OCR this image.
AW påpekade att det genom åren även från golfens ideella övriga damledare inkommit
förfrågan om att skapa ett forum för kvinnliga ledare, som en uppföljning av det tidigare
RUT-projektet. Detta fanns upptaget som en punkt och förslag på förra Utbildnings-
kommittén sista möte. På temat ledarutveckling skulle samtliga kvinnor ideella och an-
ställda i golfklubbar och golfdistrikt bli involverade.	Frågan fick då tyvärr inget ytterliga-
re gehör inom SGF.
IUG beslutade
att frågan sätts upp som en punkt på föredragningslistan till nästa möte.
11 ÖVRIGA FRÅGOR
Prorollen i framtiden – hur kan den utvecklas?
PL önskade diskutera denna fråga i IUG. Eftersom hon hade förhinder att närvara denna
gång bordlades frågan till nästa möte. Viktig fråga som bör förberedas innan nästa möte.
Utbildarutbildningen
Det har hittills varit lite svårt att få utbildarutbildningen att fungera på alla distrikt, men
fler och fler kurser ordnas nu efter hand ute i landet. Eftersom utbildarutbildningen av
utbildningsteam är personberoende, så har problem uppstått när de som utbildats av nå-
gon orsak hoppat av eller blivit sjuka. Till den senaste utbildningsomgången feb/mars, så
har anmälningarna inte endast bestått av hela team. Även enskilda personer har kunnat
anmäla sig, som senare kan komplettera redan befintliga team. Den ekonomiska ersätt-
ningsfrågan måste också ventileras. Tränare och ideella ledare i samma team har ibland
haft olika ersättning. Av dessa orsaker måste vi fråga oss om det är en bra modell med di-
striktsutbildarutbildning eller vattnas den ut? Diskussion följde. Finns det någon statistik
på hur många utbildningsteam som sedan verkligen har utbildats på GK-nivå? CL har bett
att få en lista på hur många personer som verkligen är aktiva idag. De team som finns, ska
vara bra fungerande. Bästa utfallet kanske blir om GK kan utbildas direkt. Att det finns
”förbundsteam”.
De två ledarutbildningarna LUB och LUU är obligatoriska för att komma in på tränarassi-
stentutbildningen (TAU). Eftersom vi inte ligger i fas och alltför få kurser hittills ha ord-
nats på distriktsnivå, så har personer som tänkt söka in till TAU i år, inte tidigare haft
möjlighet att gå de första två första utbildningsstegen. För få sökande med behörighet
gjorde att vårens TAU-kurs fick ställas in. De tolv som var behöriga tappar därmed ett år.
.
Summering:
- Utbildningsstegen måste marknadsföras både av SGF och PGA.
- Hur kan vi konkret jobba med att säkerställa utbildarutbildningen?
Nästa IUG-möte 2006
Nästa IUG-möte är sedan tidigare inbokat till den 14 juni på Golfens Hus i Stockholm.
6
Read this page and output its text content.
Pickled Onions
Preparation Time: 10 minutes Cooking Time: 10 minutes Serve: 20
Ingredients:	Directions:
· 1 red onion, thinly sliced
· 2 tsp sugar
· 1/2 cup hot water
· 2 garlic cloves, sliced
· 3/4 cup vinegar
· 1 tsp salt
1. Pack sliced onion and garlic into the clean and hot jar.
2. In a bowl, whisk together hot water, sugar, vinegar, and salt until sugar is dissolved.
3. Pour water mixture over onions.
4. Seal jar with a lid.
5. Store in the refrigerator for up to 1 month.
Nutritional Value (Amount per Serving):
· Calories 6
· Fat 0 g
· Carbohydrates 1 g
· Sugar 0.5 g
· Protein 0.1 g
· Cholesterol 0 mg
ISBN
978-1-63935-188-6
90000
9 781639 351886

######

# TASK INSTRUCTIONS
When the line containing "Read this page and output its text content." is found in the records above, restate it and every later line word for word through the last one, and nothing more.

# RESULT
Read this page and output its text content.
Pickled Onions
Preparation Time: 10 minutes Cooking Time: 10 minutes Serve: 20
Ingredients:	Directions:
· 1 red onion, thinly sliced
· 2 tsp sugar
· 1/2 cup hot water
· 2 garlic cloves, sliced
· 3/4 cup vinegar
· 1 tsp salt
1. Pack sliced onion and garlic into the clean and hot jar.
2. In a bowl, whisk together hot water, sugar, vinegar, and salt until sugar is dissolved.
3. Pour water mixture over onions.
4. Seal jar with a lid.
5. Store in the refrigerator for up to 1 month.
Nutritional Value (Amount per Serving):
· Calories 6
· Fat 0 g
· Carbohydrates 1 g
· Sugar 0.5 g
· Protein 0.1 g
· Cholesterol 0 mg
ISBN
978-1-63935-188-6
90000
9 781639 351886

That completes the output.